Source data
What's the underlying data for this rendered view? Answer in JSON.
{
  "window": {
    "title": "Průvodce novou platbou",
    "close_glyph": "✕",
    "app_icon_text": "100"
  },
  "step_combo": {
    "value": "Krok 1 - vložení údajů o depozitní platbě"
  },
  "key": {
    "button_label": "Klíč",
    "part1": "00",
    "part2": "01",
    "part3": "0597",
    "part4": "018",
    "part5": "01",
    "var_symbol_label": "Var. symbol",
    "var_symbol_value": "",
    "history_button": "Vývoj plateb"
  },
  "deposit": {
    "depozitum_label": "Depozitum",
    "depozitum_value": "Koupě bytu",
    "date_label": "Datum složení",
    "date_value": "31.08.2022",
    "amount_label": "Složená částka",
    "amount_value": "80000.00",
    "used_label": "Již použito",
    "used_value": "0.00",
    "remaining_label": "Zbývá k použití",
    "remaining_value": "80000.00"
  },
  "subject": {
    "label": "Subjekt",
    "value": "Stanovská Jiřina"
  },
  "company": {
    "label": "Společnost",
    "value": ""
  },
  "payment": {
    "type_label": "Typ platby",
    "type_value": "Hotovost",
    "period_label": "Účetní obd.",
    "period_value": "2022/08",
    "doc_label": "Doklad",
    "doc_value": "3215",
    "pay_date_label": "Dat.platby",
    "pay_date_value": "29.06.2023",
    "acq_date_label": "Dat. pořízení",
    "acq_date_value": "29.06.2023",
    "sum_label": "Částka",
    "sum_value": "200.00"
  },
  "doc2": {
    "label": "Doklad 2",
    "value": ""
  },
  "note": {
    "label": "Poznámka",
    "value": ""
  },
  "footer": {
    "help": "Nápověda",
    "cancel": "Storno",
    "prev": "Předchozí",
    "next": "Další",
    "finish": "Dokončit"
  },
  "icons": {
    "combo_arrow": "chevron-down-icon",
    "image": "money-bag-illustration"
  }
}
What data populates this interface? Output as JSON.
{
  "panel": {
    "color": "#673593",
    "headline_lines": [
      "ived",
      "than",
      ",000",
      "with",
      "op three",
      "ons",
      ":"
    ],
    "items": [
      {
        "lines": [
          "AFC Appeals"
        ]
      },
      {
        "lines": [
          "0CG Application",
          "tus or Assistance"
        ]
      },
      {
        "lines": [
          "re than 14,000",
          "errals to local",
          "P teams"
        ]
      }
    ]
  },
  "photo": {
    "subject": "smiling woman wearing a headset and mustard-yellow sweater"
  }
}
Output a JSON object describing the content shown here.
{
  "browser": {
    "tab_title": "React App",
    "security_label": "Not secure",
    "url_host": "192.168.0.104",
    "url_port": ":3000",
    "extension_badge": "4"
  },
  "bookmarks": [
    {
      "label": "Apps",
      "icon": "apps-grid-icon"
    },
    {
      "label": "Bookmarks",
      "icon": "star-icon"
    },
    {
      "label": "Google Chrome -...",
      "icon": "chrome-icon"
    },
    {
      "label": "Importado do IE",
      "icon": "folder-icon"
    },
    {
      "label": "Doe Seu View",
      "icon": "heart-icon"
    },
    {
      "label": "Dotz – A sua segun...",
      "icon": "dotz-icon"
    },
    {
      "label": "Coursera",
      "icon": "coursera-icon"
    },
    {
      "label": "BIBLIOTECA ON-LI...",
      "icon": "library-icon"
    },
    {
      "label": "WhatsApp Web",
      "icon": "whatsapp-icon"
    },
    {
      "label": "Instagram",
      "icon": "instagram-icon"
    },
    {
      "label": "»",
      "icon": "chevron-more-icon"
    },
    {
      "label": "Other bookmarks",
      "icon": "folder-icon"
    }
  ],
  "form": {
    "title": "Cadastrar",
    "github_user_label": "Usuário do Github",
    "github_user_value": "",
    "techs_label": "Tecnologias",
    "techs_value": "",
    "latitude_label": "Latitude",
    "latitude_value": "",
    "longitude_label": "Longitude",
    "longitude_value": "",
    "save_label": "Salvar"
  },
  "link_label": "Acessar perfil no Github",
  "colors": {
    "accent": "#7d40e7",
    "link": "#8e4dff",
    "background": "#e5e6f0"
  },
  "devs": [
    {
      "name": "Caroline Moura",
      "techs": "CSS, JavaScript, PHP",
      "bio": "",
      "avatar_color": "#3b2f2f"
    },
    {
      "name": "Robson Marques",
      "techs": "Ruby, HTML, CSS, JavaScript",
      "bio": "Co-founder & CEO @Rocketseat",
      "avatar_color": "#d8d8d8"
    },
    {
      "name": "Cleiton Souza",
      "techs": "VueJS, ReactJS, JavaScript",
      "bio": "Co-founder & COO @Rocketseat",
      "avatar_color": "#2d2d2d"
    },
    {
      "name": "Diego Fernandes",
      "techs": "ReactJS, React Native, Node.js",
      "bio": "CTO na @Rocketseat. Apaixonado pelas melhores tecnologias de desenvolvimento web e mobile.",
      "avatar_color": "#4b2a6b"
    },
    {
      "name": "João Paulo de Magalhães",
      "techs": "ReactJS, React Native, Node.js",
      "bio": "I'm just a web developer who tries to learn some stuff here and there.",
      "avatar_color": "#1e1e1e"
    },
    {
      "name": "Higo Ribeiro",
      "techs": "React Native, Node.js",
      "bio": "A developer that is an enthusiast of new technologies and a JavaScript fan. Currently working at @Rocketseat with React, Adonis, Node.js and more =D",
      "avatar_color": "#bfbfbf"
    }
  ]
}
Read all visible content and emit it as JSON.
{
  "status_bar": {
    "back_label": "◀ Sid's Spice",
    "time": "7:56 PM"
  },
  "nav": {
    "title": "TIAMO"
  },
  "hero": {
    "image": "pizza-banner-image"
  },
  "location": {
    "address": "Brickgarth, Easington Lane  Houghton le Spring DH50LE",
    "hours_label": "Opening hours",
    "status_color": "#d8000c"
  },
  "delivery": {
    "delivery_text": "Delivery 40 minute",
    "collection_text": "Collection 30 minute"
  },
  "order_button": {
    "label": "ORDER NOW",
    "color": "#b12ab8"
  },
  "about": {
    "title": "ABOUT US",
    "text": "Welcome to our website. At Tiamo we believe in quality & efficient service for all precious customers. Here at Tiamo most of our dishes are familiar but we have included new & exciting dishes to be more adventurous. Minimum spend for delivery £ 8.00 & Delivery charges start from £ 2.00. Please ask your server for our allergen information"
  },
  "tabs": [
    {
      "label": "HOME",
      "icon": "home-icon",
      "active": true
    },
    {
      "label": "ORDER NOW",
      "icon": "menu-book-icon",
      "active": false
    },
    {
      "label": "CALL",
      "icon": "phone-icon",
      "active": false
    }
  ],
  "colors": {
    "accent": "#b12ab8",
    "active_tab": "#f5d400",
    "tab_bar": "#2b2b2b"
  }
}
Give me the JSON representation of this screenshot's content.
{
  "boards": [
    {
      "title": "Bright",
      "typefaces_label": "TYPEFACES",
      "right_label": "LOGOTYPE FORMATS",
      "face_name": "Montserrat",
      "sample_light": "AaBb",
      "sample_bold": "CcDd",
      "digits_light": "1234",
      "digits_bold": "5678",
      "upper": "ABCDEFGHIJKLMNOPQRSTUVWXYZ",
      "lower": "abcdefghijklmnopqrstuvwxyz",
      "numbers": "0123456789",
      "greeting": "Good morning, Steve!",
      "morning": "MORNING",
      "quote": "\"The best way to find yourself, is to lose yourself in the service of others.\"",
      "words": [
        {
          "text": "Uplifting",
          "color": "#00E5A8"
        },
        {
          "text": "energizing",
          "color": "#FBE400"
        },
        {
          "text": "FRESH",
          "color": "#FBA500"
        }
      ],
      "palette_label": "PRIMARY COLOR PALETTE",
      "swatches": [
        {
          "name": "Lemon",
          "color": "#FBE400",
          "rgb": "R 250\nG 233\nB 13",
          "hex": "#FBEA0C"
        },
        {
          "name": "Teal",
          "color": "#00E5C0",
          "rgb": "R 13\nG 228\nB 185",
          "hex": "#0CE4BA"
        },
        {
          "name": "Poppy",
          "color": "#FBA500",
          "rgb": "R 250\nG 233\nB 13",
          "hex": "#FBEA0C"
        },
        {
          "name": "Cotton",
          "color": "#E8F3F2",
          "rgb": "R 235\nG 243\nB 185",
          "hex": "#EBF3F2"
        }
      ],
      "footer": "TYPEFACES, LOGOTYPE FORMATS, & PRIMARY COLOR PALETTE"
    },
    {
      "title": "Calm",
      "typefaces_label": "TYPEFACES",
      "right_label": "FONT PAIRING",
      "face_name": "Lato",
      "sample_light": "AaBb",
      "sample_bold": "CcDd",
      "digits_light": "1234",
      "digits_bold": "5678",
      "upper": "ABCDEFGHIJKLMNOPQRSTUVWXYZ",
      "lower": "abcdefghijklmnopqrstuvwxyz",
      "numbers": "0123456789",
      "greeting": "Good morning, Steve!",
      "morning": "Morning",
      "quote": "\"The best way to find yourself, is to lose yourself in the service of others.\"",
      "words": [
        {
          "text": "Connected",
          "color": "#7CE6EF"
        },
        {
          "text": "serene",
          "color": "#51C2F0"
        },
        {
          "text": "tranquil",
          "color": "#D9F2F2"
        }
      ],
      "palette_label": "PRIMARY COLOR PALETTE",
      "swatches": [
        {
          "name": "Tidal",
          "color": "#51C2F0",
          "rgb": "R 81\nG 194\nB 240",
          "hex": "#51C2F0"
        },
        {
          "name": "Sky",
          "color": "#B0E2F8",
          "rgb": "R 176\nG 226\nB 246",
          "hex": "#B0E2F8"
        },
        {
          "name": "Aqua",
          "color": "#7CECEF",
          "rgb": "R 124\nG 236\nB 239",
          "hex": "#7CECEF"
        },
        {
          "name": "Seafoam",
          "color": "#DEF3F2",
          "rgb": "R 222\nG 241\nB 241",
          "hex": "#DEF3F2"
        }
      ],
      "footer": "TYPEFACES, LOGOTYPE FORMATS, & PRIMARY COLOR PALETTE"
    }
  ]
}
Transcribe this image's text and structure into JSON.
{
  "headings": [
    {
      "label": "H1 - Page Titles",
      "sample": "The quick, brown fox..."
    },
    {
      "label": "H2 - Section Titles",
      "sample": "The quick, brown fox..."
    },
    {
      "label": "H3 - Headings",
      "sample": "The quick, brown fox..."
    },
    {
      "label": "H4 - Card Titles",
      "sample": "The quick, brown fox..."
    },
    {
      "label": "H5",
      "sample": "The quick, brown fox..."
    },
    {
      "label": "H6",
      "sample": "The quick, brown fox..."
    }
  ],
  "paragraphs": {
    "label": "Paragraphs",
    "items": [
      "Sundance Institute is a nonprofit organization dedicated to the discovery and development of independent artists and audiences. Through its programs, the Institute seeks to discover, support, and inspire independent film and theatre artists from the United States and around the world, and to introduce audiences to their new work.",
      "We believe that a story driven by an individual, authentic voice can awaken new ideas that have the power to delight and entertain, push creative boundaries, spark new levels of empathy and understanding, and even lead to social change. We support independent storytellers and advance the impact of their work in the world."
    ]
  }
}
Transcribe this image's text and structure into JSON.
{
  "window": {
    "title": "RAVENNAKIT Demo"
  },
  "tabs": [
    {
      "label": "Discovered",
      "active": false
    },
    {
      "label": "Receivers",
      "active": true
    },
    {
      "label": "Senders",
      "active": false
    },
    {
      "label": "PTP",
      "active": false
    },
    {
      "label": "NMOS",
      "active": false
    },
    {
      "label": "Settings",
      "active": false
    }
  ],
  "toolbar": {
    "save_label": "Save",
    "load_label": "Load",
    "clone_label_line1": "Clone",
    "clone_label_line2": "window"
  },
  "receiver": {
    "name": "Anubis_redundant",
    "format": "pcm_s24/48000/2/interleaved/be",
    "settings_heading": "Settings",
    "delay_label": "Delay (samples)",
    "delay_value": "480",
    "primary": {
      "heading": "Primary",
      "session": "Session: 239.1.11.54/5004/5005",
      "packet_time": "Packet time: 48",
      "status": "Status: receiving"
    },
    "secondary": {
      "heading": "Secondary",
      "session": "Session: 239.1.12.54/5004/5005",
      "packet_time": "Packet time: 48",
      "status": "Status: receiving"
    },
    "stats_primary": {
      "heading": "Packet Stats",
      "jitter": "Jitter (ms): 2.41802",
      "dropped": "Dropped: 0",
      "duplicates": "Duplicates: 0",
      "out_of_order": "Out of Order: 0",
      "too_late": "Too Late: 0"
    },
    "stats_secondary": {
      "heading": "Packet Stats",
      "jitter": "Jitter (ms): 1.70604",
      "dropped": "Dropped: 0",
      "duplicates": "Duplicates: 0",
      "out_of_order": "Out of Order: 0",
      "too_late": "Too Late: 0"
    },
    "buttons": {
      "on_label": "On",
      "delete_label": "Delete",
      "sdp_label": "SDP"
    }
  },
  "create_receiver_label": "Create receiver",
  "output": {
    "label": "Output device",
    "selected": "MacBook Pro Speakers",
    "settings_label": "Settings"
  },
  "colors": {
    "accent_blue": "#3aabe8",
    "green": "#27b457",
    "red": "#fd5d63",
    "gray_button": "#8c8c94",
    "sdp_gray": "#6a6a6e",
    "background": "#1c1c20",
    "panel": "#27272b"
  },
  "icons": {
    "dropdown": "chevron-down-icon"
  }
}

_Requirement:_
Lines that hold the word "chevron" are the ones to return, every one of them.

_Answer to the exercise:_
    "combo_arrow": "chevron-down-icon",
      "icon": "chevron-more-icon"
    "dropdown": "chevron-down-icon"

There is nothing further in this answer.